Challenge ▸
Copy every line of the records below word for word, leaving out the pictures.

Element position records
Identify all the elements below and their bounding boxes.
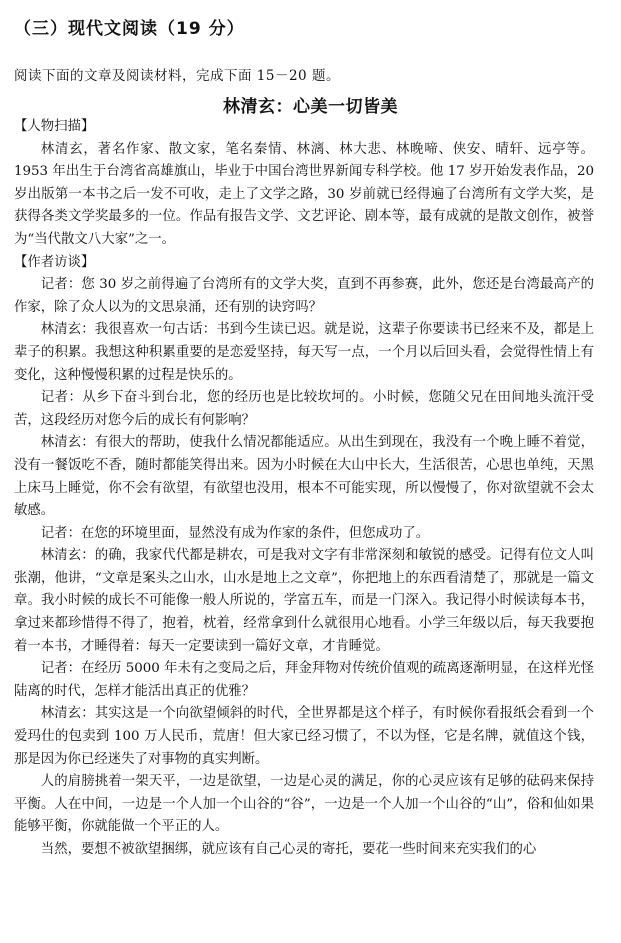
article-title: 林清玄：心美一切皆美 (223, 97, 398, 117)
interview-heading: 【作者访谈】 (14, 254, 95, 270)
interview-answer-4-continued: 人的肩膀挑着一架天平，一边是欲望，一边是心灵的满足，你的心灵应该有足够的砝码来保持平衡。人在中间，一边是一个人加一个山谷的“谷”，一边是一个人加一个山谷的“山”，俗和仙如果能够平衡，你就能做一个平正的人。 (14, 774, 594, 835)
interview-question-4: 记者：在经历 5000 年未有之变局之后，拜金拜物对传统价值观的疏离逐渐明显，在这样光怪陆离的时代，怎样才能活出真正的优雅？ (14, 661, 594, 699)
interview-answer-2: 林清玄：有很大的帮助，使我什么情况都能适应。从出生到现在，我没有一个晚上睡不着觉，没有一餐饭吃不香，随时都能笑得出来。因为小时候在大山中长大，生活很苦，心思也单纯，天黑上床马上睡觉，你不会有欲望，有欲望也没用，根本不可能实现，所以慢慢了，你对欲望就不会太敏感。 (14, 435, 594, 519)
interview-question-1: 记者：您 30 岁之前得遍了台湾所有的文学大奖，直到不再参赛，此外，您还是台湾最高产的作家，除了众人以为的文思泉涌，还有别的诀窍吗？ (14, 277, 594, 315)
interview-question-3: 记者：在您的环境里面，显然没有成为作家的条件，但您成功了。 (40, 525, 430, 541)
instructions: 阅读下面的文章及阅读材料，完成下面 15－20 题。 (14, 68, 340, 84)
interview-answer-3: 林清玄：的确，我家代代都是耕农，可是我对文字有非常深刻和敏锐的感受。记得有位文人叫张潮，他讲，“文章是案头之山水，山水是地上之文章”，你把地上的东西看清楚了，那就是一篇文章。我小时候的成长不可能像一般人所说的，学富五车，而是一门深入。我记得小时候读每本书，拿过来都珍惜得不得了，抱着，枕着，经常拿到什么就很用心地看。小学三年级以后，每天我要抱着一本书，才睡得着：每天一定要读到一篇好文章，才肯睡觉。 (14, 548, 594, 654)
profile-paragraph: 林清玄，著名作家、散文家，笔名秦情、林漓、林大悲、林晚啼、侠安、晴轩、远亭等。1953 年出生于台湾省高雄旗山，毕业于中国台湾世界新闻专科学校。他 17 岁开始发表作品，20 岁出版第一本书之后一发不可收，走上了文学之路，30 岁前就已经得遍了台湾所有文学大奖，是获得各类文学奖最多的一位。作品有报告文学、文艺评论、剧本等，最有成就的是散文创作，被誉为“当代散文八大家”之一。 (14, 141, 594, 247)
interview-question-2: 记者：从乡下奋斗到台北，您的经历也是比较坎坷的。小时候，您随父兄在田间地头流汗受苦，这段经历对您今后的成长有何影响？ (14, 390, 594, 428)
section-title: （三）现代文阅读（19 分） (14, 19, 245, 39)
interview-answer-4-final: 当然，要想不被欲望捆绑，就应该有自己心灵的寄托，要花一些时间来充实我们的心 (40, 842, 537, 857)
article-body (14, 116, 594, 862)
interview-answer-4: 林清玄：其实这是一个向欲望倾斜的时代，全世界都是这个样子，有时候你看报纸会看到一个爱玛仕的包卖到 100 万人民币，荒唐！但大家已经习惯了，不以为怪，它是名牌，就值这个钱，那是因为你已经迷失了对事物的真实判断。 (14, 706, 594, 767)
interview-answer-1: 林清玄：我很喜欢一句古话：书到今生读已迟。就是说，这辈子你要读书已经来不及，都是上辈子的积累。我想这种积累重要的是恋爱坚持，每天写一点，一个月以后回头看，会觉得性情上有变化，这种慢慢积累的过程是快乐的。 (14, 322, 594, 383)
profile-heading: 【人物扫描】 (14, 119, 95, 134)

Task answer ▸
Identify all the elements below and their bounding boxes.
article-title: 林清玄：心美一切皆美 (223, 97, 398, 117)
interview-heading: 【作者访谈】 (14, 254, 95, 270)
interview-answer-4-continued: 人的肩膀挑着一架天平，一边是欲望，一边是心灵的满足，你的心灵应该有足够的砝码来保持平衡。人在中间，一边是一个人加一个山谷的“谷”，一边是一个人加一个山谷的“山”，俗和仙如果能够平衡，你就能做一个平正的人。 (14, 774, 594, 835)
interview-question-4: 记者：在经历 5000 年未有之变局之后，拜金拜物对传统价值观的疏离逐渐明显，在这样光怪陆离的时代，怎样才能活出真正的优雅？ (14, 661, 594, 699)
interview-answer-2: 林清玄：有很大的帮助，使我什么情况都能适应。从出生到现在，我没有一个晚上睡不着觉，没有一餐饭吃不香，随时都能笑得出来。因为小时候在大山中长大，生活很苦，心思也单纯，天黑上床马上睡觉，你不会有欲望，有欲望也没用，根本不可能实现，所以慢慢了，你对欲望就不会太敏感。 (14, 435, 594, 519)
interview-question-1: 记者：您 30 岁之前得遍了台湾所有的文学大奖，直到不再参赛，此外，您还是台湾最高产的作家，除了众人以为的文思泉涌，还有别的诀窍吗？ (14, 277, 594, 315)
interview-question-3: 记者：在您的环境里面，显然没有成为作家的条件，但您成功了。 (40, 525, 430, 541)
instructions: 阅读下面的文章及阅读材料，完成下面 15－20 题。 (14, 68, 340, 84)
interview-answer-3: 林清玄：的确，我家代代都是耕农，可是我对文字有非常深刻和敏锐的感受。记得有位文人叫张潮，他讲，“文章是案头之山水，山水是地上之文章”，你把地上的东西看清楚了，那就是一篇文章。我小时候的成长不可能像一般人所说的，学富五车，而是一门深入。我记得小时候读每本书，拿过来都珍惜得不得了，抱着，枕着，经常拿到什么就很用心地看。小学三年级以后，每天我要抱着一本书，才睡得着：每天一定要读到一篇好文章，才肯睡觉。 (14, 548, 594, 654)
profile-paragraph: 林清玄，著名作家、散文家，笔名秦情、林漓、林大悲、林晚啼、侠安、晴轩、远亭等。1953 年出生于台湾省高雄旗山，毕业于中国台湾世界新闻专科学校。他 17 岁开始发表作品，20 岁出版第一本书之后一发不可收，走上了文学之路，30 岁前就已经得遍了台湾所有文学大奖，是获得各类文学奖最多的一位。作品有报告文学、文艺评论、剧本等，最有成就的是散文创作，被誉为“当代散文八大家”之一。 (14, 141, 594, 247)
interview-question-2: 记者：从乡下奋斗到台北，您的经历也是比较坎坷的。小时候，您随父兄在田间地头流汗受苦，这段经历对您今后的成长有何影响？ (14, 390, 594, 428)
section-title: （三）现代文阅读（19 分） (14, 19, 245, 39)
interview-answer-4-final: 当然，要想不被欲望捆绑，就应该有自己心灵的寄托，要花一些时间来充实我们的心 (40, 842, 537, 857)
article-body (14, 116, 594, 862)
interview-answer-4: 林清玄：其实这是一个向欲望倾斜的时代，全世界都是这个样子，有时候你看报纸会看到一个爱玛仕的包卖到 100 万人民币，荒唐！但大家已经习惯了，不以为怪，它是名牌，就值这个钱，那是因为你已经迷失了对事物的真实判断。 (14, 706, 594, 767)
interview-answer-1: 林清玄：我很喜欢一句古话：书到今生读已迟。就是说，这辈子你要读书已经来不及，都是上辈子的积累。我想这种积累重要的是恋爱坚持，每天写一点，一个月以后回头看，会觉得性情上有变化，这种慢慢积累的过程是快乐的。 (14, 322, 594, 383)
profile-heading: 【人物扫描】 (14, 119, 95, 134)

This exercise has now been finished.